REQUIRED WORK – Select lines where the word "Scan" appears.

TASK MATERIAL –
/---
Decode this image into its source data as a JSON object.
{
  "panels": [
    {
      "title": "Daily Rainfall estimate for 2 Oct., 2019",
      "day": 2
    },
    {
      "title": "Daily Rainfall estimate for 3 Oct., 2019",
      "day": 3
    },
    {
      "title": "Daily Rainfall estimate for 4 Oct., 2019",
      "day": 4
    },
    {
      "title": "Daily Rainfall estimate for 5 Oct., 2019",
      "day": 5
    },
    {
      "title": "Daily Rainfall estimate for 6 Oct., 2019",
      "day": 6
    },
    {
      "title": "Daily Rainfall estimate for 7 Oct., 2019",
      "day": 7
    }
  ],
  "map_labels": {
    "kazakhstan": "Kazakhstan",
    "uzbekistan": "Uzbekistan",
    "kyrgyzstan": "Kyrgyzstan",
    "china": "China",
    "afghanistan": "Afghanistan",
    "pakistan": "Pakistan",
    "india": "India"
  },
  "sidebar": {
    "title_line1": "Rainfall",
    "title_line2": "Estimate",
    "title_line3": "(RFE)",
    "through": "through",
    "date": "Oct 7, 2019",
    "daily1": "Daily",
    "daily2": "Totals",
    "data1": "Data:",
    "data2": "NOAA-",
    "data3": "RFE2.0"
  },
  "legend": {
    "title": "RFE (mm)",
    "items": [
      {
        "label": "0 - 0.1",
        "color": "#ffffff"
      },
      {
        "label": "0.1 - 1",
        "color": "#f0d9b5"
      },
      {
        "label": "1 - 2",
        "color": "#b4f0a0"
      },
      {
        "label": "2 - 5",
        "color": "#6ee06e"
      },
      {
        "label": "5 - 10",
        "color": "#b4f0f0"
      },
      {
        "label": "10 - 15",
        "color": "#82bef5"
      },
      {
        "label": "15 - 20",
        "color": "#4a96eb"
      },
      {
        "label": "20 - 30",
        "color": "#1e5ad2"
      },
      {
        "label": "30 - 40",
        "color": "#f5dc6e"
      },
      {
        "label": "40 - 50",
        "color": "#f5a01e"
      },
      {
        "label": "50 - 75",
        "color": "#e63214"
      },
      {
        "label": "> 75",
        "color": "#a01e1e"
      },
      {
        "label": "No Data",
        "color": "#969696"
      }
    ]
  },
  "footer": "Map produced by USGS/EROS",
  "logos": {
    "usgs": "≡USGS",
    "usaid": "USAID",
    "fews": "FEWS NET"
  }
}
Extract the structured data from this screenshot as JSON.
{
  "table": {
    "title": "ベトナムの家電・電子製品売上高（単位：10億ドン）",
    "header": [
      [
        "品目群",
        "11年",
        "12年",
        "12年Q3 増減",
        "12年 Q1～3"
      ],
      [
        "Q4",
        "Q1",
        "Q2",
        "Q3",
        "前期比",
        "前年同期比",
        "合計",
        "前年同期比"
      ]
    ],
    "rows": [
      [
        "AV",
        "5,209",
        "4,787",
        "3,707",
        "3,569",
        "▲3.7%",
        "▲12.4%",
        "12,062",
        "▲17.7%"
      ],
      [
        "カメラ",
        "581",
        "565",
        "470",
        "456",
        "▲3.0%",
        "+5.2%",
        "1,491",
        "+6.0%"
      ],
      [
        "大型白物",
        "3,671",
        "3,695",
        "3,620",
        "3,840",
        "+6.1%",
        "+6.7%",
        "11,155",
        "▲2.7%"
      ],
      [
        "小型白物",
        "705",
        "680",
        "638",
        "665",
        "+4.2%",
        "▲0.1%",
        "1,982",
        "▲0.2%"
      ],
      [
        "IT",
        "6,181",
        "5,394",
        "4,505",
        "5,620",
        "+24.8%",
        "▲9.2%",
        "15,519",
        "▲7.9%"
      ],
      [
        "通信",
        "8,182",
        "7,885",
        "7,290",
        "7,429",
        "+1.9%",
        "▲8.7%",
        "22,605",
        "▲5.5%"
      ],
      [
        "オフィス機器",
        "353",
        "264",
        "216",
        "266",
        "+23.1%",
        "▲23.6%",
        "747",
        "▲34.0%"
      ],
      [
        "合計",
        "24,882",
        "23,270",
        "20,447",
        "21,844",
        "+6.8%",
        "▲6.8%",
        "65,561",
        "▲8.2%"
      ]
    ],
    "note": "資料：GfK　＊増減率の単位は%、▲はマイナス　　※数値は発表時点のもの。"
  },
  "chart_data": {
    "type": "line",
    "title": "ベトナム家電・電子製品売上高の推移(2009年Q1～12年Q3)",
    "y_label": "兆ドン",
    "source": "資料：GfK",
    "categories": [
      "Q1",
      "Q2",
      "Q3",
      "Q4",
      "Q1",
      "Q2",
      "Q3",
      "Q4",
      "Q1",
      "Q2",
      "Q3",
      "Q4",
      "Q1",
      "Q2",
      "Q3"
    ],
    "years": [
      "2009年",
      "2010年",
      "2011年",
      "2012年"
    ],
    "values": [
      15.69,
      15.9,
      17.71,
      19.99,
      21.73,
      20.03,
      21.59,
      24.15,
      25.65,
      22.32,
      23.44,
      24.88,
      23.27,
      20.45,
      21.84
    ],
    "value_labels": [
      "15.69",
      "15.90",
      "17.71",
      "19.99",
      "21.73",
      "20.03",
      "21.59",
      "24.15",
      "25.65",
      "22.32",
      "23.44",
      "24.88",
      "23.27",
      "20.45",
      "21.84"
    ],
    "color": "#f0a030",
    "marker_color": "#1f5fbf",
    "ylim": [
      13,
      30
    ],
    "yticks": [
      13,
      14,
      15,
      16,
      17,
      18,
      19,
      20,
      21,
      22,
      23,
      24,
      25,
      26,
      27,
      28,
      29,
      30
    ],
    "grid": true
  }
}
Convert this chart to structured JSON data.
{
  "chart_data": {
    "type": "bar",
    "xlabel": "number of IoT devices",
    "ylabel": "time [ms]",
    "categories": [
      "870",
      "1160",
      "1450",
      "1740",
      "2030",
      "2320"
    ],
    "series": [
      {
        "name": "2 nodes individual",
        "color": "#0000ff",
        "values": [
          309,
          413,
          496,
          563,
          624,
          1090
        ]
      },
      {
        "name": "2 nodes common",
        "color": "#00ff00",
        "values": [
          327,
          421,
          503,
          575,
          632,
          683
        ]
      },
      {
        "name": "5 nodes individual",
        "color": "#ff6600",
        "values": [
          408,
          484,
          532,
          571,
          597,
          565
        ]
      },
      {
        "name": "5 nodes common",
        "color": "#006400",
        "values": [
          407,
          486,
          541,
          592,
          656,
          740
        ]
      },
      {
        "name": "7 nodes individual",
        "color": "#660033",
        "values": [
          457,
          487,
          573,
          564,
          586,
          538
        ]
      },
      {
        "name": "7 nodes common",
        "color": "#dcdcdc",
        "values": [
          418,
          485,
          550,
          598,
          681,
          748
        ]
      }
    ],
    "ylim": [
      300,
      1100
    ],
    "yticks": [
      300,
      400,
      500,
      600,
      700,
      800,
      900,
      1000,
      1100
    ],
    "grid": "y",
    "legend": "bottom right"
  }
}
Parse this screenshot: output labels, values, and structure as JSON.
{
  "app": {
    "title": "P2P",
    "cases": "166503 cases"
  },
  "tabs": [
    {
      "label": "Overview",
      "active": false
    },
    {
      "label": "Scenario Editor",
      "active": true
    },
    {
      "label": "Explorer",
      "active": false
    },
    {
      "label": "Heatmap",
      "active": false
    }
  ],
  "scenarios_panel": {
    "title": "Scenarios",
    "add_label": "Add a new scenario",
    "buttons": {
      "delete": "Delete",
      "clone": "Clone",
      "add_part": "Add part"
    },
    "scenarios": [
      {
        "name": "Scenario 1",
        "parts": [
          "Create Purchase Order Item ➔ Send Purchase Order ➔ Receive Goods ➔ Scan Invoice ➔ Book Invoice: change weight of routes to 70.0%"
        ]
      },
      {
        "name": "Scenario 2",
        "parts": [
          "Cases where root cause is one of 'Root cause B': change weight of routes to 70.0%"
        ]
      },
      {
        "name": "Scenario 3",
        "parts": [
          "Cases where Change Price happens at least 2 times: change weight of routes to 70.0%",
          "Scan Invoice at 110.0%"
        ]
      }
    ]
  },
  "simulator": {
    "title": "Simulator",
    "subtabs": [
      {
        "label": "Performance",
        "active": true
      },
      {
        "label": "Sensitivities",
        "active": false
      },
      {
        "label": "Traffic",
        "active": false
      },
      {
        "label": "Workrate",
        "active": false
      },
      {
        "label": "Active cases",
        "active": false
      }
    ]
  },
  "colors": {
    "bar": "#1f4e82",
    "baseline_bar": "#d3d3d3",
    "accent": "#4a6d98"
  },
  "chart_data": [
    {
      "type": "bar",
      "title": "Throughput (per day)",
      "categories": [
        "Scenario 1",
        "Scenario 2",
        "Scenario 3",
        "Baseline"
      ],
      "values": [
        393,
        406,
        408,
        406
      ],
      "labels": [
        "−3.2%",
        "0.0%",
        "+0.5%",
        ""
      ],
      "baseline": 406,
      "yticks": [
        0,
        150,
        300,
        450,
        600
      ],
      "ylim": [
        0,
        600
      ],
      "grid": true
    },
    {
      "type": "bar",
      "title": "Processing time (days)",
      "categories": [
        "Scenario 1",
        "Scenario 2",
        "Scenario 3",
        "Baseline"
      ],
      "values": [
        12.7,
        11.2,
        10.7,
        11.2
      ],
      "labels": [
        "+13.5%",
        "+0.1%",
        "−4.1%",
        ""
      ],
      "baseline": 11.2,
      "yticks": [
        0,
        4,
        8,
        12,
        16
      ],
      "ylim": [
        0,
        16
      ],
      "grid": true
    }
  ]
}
\---
WRITTEN ANSWER –
          "Create Purchase Order Item ➔ Send Purchase Order ➔ Receive Goods ➔ Scan Invoice ➔ Book Invoice: change weight of routes to 70.0%"
          "Scan Invoice at 110.0%"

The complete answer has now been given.